#### Work instructions
1. Summarize the Lustre thread in two sentences.
2. Copy the Lustre thread from "On 2011-06-09, at" up to and including "issue I have.", substituting "technical report" for "research paper".

#### Passage shown
◇ ◇ ◇ ◇ ◇ ◇ ◇

Re: [Lustre-discuss] Poor multithreaded I/O performance

Andreas Dilger Thu, 09 Jun 2011 13:07:46 -0700

On 2011-06-09, at 11:57 AM, Kshitij Mehta wrote:
> I read in a research paper 
> (http://ft.ornl.gov/pubs-archive/2007-CCGrid-file-joining.pdf) about 
> Lustre's ability to join files in place. Can someone point me to sample 
> code and documentation on this? I couldnt find information in the 
> manual. Being able to join files in place could be a potential solution 
> to the issue I have.


That feature was mostly experimental, and has been disabled in newer
versions of Lustre.

> On 06/06/2011 01:20 PM, [email protected] wrote:
>>> are the separate files being striped 8 ways?
>>>  Because that would allow them to hit possibly all 64 OST's, while the
>>> shared file case will only hit 8
>> 
>> Yes, I found out that the files are getting striped 8 ways, so we end up
>> hitting 64 OSTs. This is what I tried next:
>> 
>> 1. Ran a test case where 6 threads write separate files, each of size 6
>> GB, to a directory configured over 8 OSTs. Thus the application writes
>> 36GB of data in total, over 48 OSTs.
>> 
>> 2. Ran a test case where 8 threads write a common file of size 36GB to a
>> directory configured over 48 OSTs.
>> 
>> Thus both tests ultimately write 36GB of data over 48 OSTS. I still see a
>> b/w of 240MBps for test 2 (common file), and b/w of 740 MBps for test 1
>> (separate files).
>> 
>> Thanks,
>> Kshitij
>> 
>>> I've been trying to test this, but not finding an obvious error...  so
>>> more questions:
>>> 
>>> How much RAM do you have on your client, and how much on the OST's  some
>>> of my smaller tests go much faster, but I believe that it is cache based
>>> effects.  My larger test at 32GB gives pretty consistent results.
>>> 
>>> The other thing to consider:  are the separate files being striped 8 ways?
>>>  Because that would allow them to hit possibly all 64 OST's, while the
>>> shared file case will only hit 8.
>>> 
>>> Evan
>>> 
>>> -----Original Message-----
>>> From: [email protected]
>>> [mailto:[email protected]] On Behalf Of Felix, Evan
>>> J
>>> Sent: Friday, June 03, 2011 9:09 AM
>>> To: [email protected]
>>> Cc: Lustre discuss
>>> Subject: Re: [Lustre-discuss] Poor multithreaded I/O performance
>>> 
>>> What file sizes and segment sizes are you using for your tests?

◇ ◇ ◇ ◇ ◇ ◇ ◇

#### Supplied material
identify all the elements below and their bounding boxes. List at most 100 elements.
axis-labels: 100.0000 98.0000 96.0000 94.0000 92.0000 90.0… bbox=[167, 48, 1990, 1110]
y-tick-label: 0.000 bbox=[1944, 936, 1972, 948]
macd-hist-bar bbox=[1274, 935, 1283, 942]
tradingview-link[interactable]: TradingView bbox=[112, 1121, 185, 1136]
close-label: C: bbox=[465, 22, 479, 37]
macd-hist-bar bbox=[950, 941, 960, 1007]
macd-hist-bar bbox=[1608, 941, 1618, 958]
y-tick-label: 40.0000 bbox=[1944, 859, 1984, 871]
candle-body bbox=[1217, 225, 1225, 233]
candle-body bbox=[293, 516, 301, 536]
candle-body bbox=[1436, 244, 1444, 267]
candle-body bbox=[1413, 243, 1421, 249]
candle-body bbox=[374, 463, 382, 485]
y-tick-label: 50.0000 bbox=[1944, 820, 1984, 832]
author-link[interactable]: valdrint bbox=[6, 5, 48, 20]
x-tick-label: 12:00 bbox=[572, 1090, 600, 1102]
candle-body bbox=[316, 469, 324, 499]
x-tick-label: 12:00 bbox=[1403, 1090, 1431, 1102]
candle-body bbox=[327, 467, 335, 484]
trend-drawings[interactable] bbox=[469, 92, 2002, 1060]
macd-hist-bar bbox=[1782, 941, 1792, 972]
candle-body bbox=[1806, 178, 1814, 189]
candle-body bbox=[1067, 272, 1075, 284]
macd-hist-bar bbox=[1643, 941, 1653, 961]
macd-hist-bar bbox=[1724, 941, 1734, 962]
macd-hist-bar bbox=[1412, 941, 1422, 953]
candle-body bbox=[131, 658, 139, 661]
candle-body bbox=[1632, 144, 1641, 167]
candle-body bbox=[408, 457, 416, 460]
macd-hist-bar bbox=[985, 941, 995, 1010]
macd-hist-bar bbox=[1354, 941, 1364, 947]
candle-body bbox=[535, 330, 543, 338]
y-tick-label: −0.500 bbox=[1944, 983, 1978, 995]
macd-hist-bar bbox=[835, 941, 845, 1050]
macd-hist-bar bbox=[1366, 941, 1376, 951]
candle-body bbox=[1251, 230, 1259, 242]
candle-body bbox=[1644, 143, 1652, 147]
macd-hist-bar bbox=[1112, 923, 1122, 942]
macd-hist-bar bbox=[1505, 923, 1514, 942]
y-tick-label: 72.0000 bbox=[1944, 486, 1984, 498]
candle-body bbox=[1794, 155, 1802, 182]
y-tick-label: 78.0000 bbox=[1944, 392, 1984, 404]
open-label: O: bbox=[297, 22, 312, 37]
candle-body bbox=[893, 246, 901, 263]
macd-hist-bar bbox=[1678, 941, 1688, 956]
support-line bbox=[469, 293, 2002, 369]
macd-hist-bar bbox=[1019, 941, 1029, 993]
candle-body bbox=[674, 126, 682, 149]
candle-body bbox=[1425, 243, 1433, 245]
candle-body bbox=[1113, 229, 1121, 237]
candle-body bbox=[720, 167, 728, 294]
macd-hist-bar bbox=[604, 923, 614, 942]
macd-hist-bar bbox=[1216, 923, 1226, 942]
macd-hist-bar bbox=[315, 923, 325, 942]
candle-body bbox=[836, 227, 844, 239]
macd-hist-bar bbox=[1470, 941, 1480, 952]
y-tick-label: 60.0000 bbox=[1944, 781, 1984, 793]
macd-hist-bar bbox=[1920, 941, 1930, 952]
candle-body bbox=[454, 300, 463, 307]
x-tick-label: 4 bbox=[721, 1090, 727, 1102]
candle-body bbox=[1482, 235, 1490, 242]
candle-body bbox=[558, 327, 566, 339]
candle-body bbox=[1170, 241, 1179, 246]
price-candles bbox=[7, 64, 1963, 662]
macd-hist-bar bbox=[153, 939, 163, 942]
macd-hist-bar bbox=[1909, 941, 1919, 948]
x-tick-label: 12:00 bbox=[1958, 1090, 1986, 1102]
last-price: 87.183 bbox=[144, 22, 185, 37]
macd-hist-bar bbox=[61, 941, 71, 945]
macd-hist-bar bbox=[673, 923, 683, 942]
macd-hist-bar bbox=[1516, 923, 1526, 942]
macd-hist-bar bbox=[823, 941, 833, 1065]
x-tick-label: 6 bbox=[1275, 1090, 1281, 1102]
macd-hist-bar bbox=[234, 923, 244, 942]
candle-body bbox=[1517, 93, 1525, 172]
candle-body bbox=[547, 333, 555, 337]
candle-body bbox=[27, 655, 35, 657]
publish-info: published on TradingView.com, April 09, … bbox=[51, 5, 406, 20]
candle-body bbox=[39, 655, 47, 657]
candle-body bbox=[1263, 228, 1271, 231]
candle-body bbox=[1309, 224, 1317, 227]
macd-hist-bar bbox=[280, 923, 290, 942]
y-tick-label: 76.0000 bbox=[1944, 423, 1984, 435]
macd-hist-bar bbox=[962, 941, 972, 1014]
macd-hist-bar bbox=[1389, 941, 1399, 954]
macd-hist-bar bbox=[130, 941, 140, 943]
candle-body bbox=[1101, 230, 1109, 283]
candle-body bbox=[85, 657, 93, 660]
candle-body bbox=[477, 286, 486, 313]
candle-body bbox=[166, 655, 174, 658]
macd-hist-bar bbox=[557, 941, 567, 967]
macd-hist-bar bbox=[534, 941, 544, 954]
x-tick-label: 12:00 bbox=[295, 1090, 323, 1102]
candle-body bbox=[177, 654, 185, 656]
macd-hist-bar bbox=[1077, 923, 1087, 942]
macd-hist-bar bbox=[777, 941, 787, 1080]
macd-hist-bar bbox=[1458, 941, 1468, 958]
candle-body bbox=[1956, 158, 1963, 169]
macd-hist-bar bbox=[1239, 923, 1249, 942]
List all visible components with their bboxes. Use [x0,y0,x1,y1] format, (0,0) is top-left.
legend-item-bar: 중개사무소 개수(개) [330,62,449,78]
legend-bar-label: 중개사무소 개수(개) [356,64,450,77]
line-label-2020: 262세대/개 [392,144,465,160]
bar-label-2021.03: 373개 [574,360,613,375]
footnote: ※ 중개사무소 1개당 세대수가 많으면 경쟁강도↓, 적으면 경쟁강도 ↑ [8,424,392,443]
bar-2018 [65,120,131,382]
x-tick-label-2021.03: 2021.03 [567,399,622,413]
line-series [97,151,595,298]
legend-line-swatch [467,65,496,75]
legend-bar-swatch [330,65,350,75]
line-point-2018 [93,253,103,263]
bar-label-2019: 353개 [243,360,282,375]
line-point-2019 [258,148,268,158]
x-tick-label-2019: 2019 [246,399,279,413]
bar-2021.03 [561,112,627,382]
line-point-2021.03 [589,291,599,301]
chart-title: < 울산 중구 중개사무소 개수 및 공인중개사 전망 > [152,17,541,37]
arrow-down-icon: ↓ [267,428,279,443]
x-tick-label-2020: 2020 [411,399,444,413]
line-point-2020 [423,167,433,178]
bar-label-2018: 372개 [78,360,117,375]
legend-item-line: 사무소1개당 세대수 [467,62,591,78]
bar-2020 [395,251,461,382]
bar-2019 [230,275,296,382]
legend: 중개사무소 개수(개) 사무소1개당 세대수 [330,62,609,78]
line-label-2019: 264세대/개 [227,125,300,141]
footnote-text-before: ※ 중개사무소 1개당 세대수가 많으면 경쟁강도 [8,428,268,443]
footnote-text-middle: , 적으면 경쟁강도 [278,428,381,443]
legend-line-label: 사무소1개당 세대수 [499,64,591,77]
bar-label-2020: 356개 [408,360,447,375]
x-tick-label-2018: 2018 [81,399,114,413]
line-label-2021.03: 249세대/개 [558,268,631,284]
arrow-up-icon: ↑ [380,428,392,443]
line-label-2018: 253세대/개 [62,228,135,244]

◇ ◇ ◇ ◇ ◇ ◇ ◇

#### Problem solutions
1. Kshitij Mehta asks for sample code and documentation on Lustre's ability to join files in place, and Andreas Dilger replies that the feature was mostly experimental and has been disabled in newer versions of Lustre. Earlier in the thread, Kshitij reports that writing 36GB of data over 48 OSTs gave a bandwidth of 740 MBps with separate files but only 240MBps with a common file.

2.
On 2011-06-09, at 11:57 AM, Kshitij Mehta wrote:
> I read in a technical report 
> (http://ft.ornl.gov/pubs-archive/2007-CCGrid-file-joining.pdf) about 
> Lustre's ability to join files in place. Can someone point me to sample 
> code and documentation on this? I couldnt find information in the 
> manual. Being able to join files in place could be a potential solution 
> to the issue I have.